Goal: Every record must be repeated exactly, with no omission.

Supplied material:
+++
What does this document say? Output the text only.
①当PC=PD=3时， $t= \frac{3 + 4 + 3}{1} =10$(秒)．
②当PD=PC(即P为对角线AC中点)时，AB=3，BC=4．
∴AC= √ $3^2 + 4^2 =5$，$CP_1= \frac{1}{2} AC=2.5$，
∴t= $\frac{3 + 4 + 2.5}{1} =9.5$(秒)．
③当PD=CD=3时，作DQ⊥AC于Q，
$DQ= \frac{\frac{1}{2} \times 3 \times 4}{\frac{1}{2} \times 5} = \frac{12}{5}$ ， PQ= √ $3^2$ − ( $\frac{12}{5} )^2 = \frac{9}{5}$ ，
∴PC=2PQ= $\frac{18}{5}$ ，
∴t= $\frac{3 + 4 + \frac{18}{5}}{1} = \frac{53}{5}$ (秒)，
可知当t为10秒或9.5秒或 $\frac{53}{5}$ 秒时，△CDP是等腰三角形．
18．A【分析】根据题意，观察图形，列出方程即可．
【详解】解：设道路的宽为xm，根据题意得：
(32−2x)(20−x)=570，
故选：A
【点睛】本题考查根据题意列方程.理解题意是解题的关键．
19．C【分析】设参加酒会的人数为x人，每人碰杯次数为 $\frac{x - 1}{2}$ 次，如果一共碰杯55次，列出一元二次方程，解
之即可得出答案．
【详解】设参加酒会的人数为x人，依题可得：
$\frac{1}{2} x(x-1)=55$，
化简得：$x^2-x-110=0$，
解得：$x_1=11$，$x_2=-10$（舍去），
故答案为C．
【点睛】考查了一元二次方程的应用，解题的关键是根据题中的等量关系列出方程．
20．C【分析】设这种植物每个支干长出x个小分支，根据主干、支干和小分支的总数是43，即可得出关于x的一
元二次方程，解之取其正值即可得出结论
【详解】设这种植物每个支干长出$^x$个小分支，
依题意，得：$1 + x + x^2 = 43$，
+++
The solution:
What does this document say? Output the text only.
①当PC=PD=3时， $t= \frac{3 + 4 + 3}{1} =10$(秒)．
②当PD=PC(即P为对角线AC中点)时，AB=3，BC=4．
∴AC= √ $3^2 + 4^2 =5$，$CP_1= \frac{1}{2} AC=2.5$，
∴t= $\frac{3 + 4 + 2.5}{1} =9.5$(秒)．
③当PD=CD=3时，作DQ⊥AC于Q，
$DQ= \frac{\frac{1}{2} \times 3 \times 4}{\frac{1}{2} \times 5} = \frac{12}{5}$ ， PQ= √ $3^2$ − ( $\frac{12}{5} )^2 = \frac{9}{5}$ ，
∴PC=2PQ= $\frac{18}{5}$ ，
∴t= $\frac{3 + 4 + \frac{18}{5}}{1} = \frac{53}{5}$ (秒)，
可知当t为10秒或9.5秒或 $\frac{53}{5}$ 秒时，△CDP是等腰三角形．
18．A【分析】根据题意，观察图形，列出方程即可．
【详解】解：设道路的宽为xm，根据题意得：
(32−2x)(20−x)=570，
故选：A
【点睛】本题考查根据题意列方程.理解题意是解题的关键．
19．C【分析】设参加酒会的人数为x人，每人碰杯次数为 $\frac{x - 1}{2}$ 次，如果一共碰杯55次，列出一元二次方程，解
之即可得出答案．
【详解】设参加酒会的人数为x人，依题可得：
$\frac{1}{2} x(x-1)=55$，
化简得：$x^2-x-110=0$，
解得：$x_1=11$，$x_2=-10$（舍去），
故答案为C．
【点睛】考查了一元二次方程的应用，解题的关键是根据题中的等量关系列出方程．
20．C【分析】设这种植物每个支干长出x个小分支，根据主干、支干和小分支的总数是43，即可得出关于x的一
元二次方程，解之取其正值即可得出结论
【详解】设这种植物每个支干长出$^x$个小分支，
依题意，得：$1 + x + x^2 = 43$，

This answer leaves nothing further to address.